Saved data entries
┄┄┄┄┄┄

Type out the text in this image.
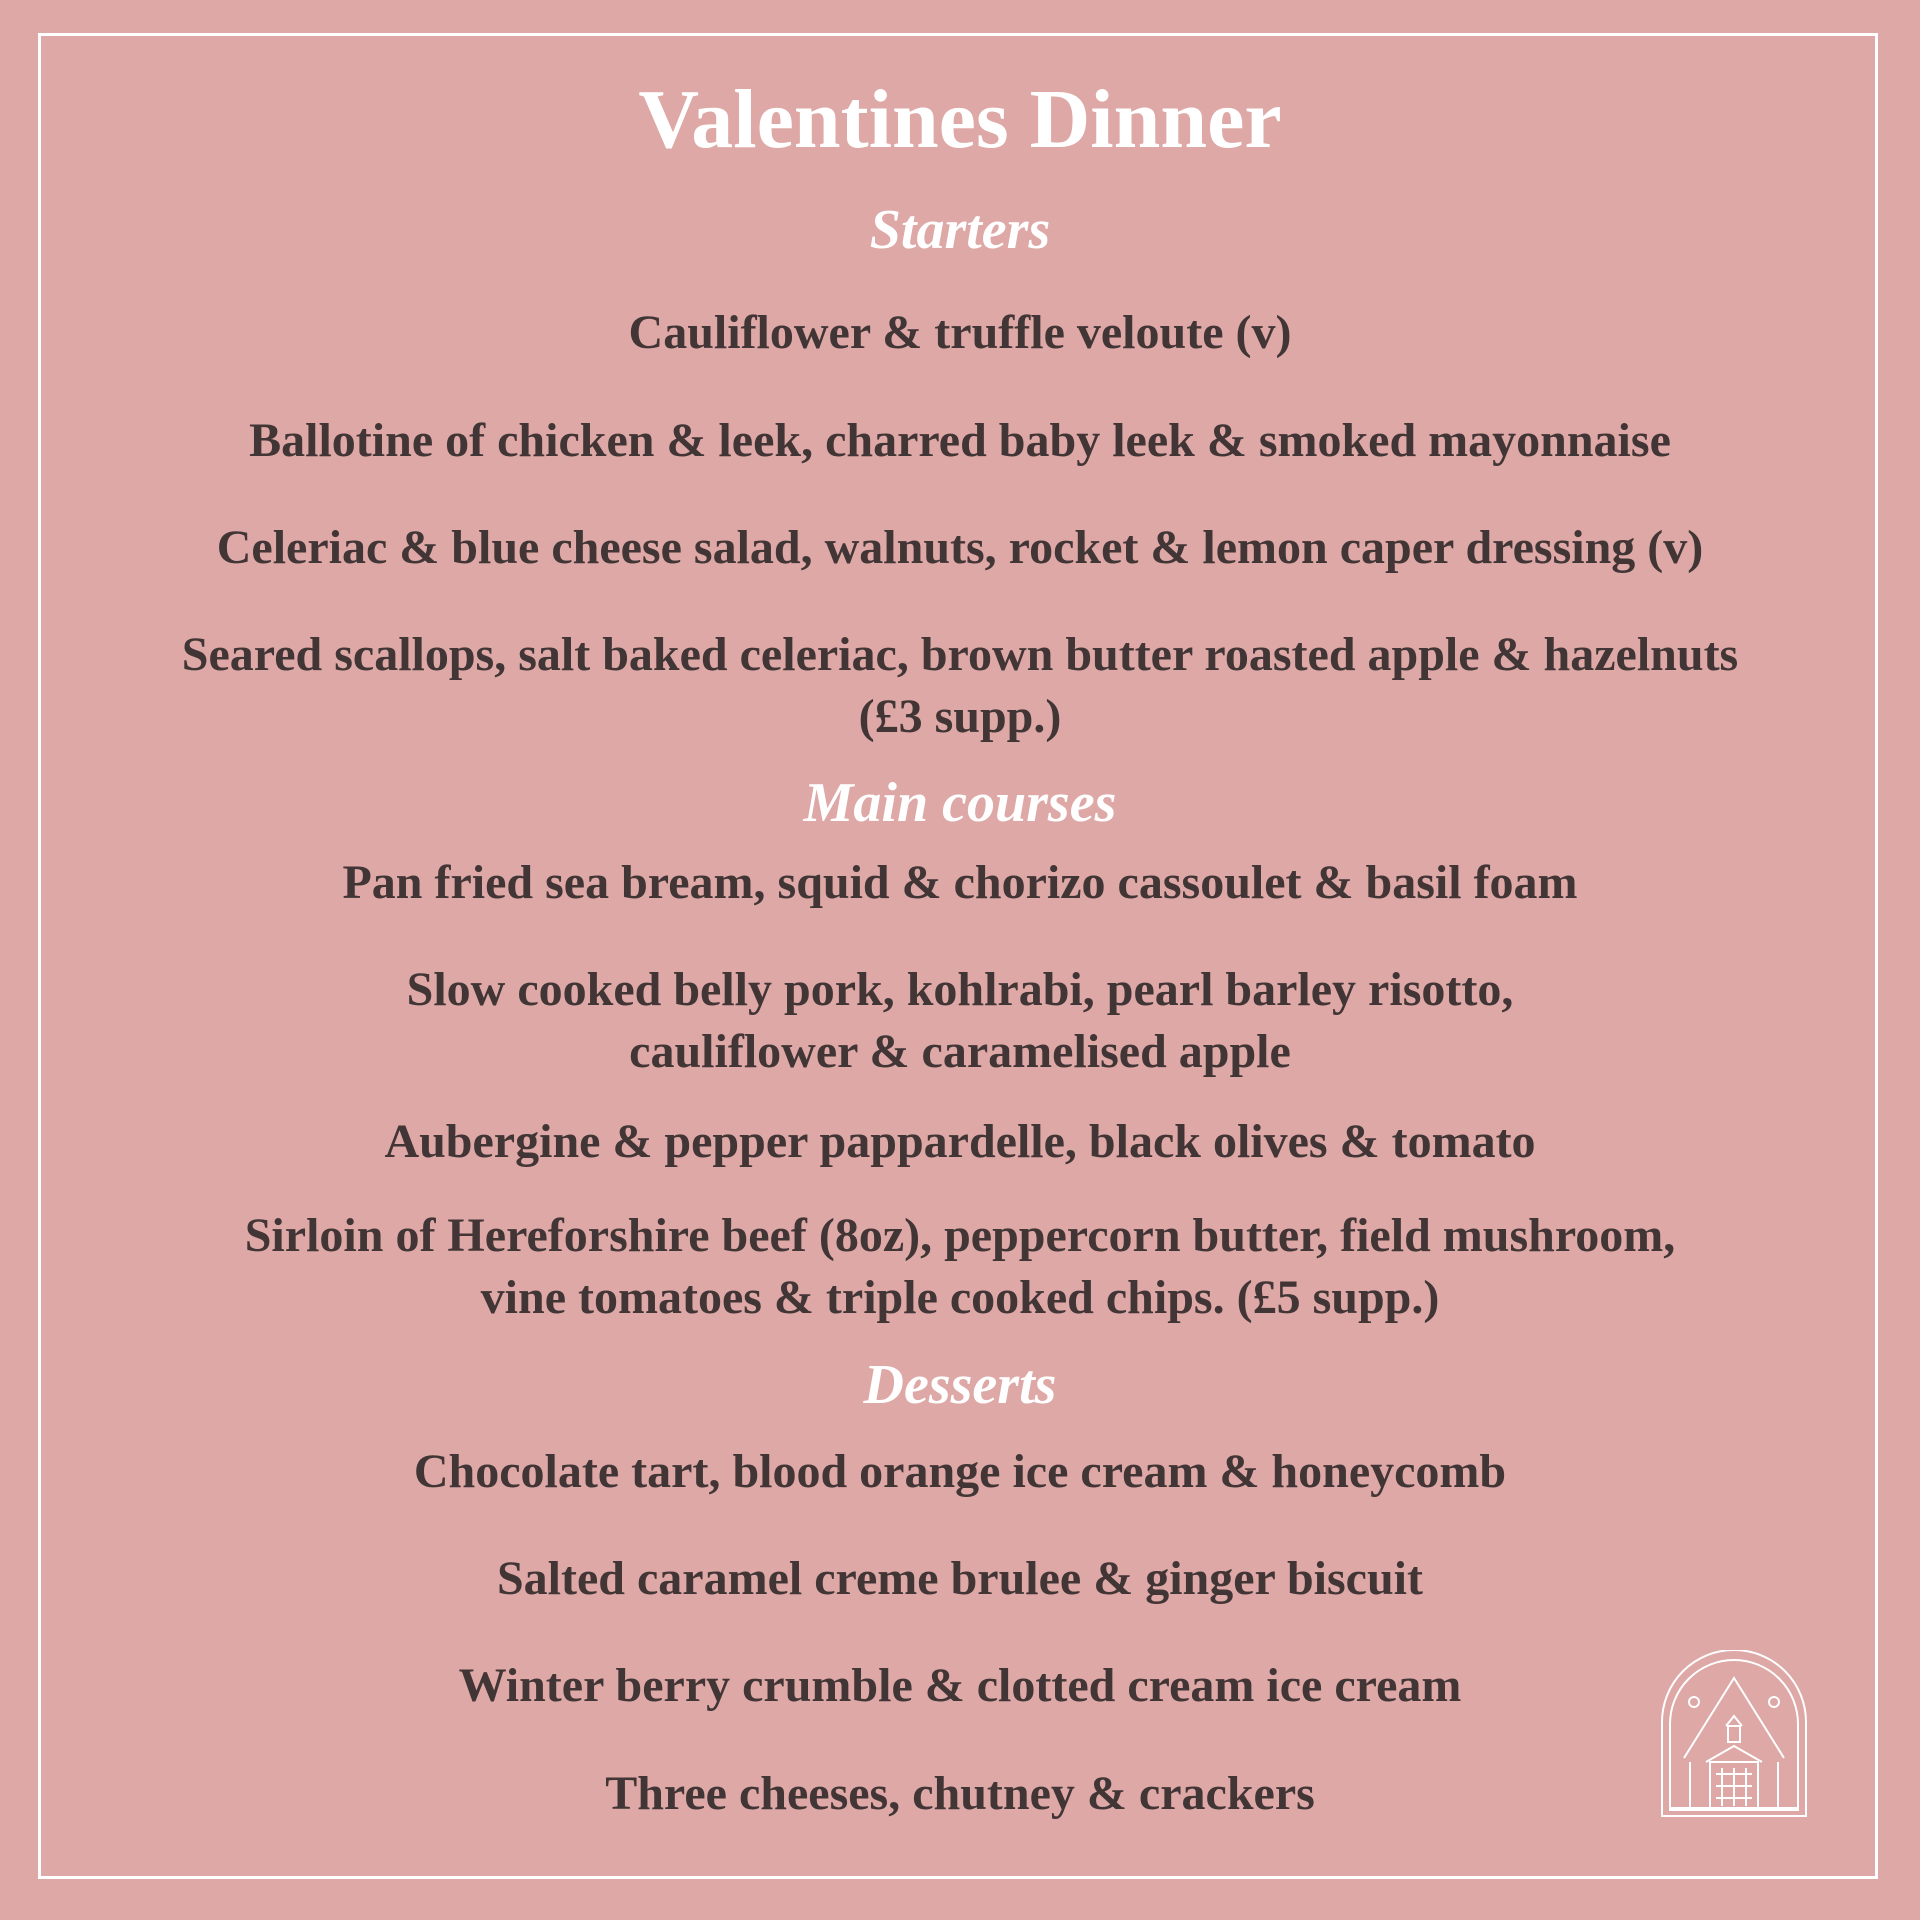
Valentines Dinner
Starters

Cauliflower & truffle veloute (v)

Ballotine of chicken & leek, charred baby leek & smoked mayonnaise

Celeriac & blue cheese salad, walnuts, rocket & lemon caper dressing (v)

Seared scallops, salt baked celeriac, brown butter roasted apple & hazelnuts
(£3 supp.)

Main courses

Pan fried sea bream, squid & chorizo cassoulet & basil foam

Slow cooked belly pork, kohlrabi, pearl barley risotto,
cauliflower & caramelised apple

Aubergine & pepper pappardelle, black olives & tomato

Sirloin of Hereforshire beef (8oz), peppercorn butter, field mushroom,
vine tomatoes & triple cooked chips. (£5 supp.)

Desserts

Chocolate tart, blood orange ice cream & honeycomb

Salted caramel creme brulee & ginger biscuit

Winter berry crumble & clotted cream ice cream

Three cheeses, chutney & crackers
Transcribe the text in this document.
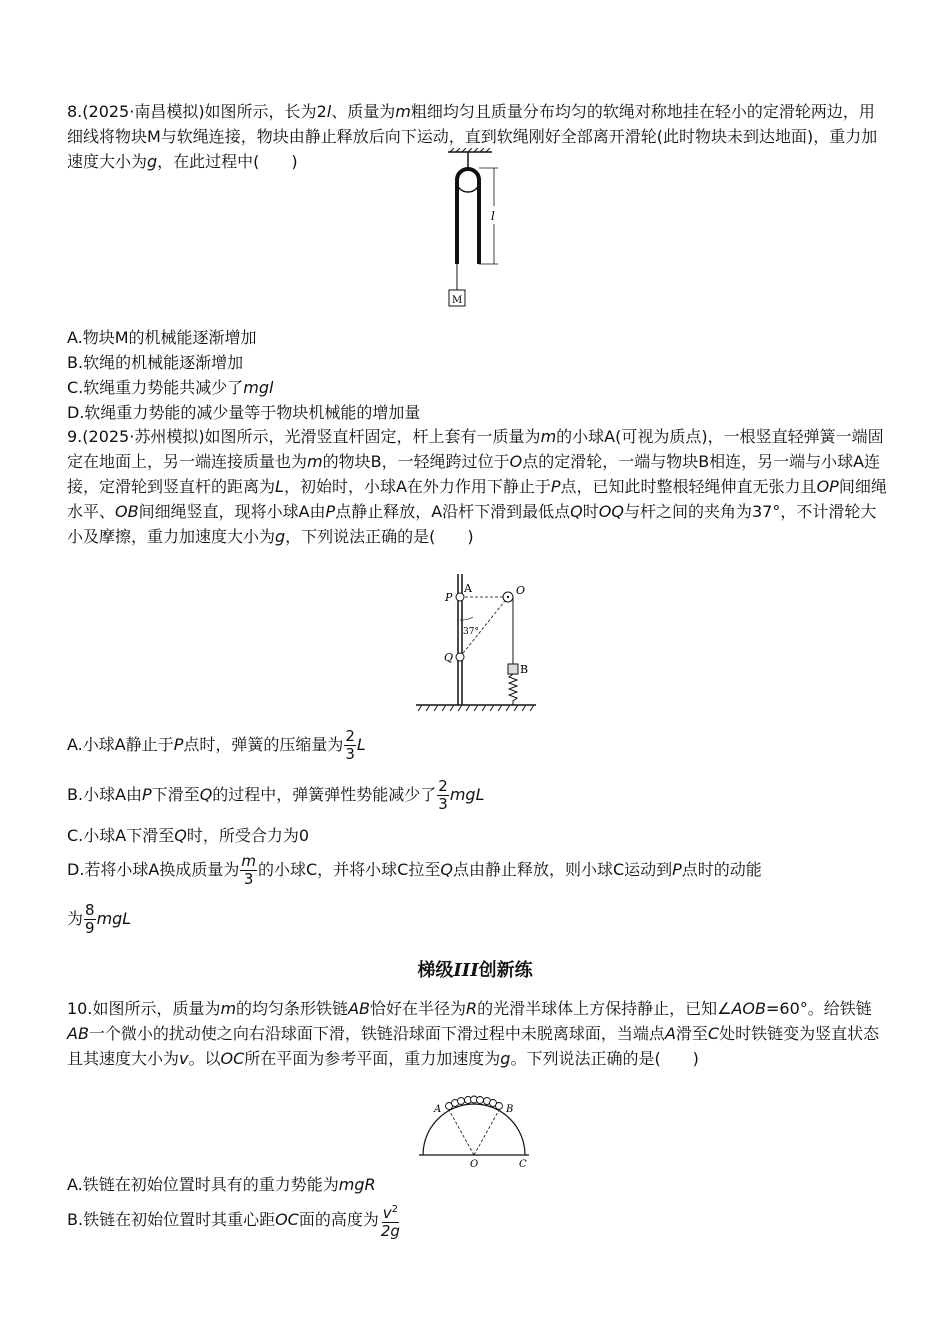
8.(2025·南昌模拟)如图所示，长为2l、质量为m粗细均匀且质量分布均匀的软绳对称地挂在轻小的定滑轮两边，用细线将物块M与软绳连接，物块由静止释放后向下运动，直到软绳刚好全部离开滑轮(此时物块未到达地面)，重力加速度大小为g，在此过程中(　　)
l
M
A.物块M的机械能逐渐增加
B.软绳的机械能逐渐增加
C.软绳重力势能共减少了mgl
D.软绳重力势能的减少量等于物块机械能的增加量
9.(2025·苏州模拟)如图所示，光滑竖直杆固定，杆上套有一质量为m的小球A(可视为质点)，一根竖直轻弹簧一端固定在地面上，另一端连接质量也为m的物块B，一轻绳跨过位于O点的定滑轮，一端与物块B相连，另一端与小球A连接，定滑轮到竖直杆的距离为L，初始时，小球A在外力作用下静止于P点，已知此时整根轻绳伸直无张力且OP间细绳水平、OB间细绳竖直，现将小球A由P点静止释放，A沿杆下滑到最低点Q时OQ与杆之间的夹角为37°，不计滑轮大小及摩擦，重力加速度大小为g，下列说法正确的是(　　)
P
A	O
37°
Q
B
A.小球A静止于P点时，弹簧的压缩量为 $\frac{2}{3}$ L
B.小球A由P下滑至Q的过程中，弹簧弹性势能减少了 $\frac{2}{3}$ mgL
C.小球A下滑至Q时，所受合力为0
D.若将小球A换成质量为 $\frac{m}{3}$ 的小球C，并将小球C拉至Q点由静止释放，则小球C运动到P点时的动能
为 $\frac{8}{9}$ mgL
梯级III创新练
10.如图所示，质量为m的均匀条形铁链AB恰好在半径为R的光滑半球体上方保持静止，已知∠AOB=60°。给铁链AB一个微小的扰动使之向右沿球面下滑，铁链沿球面下滑过程中未脱离球面，当端点A滑至C处时铁链变为竖直状态且其速度大小为v。以OC所在平面为参考平面，重力加速度为g。下列说法正确的是(　　)
A	B
O	C
A.铁链在初始位置时具有的重力势能为mgR
B.铁链在初始位置时其重心距OC面的高度为 $\frac{v^2}{2g}$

┄┄┄┄┄┄

Exclude the pictures and repeat every other part of the records word for word.

Type out the text in this image.
Valentines Dinner
Starters

Cauliflower & truffle veloute (v)

Ballotine of chicken & leek, charred baby leek & smoked mayonnaise

Celeriac & blue cheese salad, walnuts, rocket & lemon caper dressing (v)

Seared scallops, salt baked celeriac, brown butter roasted apple & hazelnuts
(£3 supp.)

Main courses

Pan fried sea bream, squid & chorizo cassoulet & basil foam

Slow cooked belly pork, kohlrabi, pearl barley risotto,
cauliflower & caramelised apple

Aubergine & pepper pappardelle, black olives & tomato

Sirloin of Hereforshire beef (8oz), peppercorn butter, field mushroom,
vine tomatoes & triple cooked chips. (£5 supp.)

Desserts

Chocolate tart, blood orange ice cream & honeycomb

Salted caramel creme brulee & ginger biscuit

Winter berry crumble & clotted cream ice cream

Three cheeses, chutney & crackers
Transcribe the text in this document.
8.(2025·南昌模拟)如图所示，长为2l、质量为m粗细均匀且质量分布均匀的软绳对称地挂在轻小的定滑轮两边，用细线将物块M与软绳连接，物块由静止释放后向下运动，直到软绳刚好全部离开滑轮(此时物块未到达地面)，重力加速度大小为g，在此过程中(　　)
l
M
A.物块M的机械能逐渐增加
B.软绳的机械能逐渐增加
C.软绳重力势能共减少了mgl
D.软绳重力势能的减少量等于物块机械能的增加量
9.(2025·苏州模拟)如图所示，光滑竖直杆固定，杆上套有一质量为m的小球A(可视为质点)，一根竖直轻弹簧一端固定在地面上，另一端连接质量也为m的物块B，一轻绳跨过位于O点的定滑轮，一端与物块B相连，另一端与小球A连接，定滑轮到竖直杆的距离为L，初始时，小球A在外力作用下静止于P点，已知此时整根轻绳伸直无张力且OP间细绳水平、OB间细绳竖直，现将小球A由P点静止释放，A沿杆下滑到最低点Q时OQ与杆之间的夹角为37°，不计滑轮大小及摩擦，重力加速度大小为g，下列说法正确的是(　　)
P
A	O
37°
Q
B
A.小球A静止于P点时，弹簧的压缩量为 $\frac{2}{3}$ L
B.小球A由P下滑至Q的过程中，弹簧弹性势能减少了 $\frac{2}{3}$ mgL
C.小球A下滑至Q时，所受合力为0
D.若将小球A换成质量为 $\frac{m}{3}$ 的小球C，并将小球C拉至Q点由静止释放，则小球C运动到P点时的动能
为 $\frac{8}{9}$ mgL
梯级III创新练
10.如图所示，质量为m的均匀条形铁链AB恰好在半径为R的光滑半球体上方保持静止，已知∠AOB=60°。给铁链AB一个微小的扰动使之向右沿球面下滑，铁链沿球面下滑过程中未脱离球面，当端点A滑至C处时铁链变为竖直状态且其速度大小为v。以OC所在平面为参考平面，重力加速度为g。下列说法正确的是(　　)
A	B
O	C
A.铁链在初始位置时具有的重力势能为mgR
B.铁链在初始位置时其重心距OC面的高度为 $\frac{v^2}{2g}$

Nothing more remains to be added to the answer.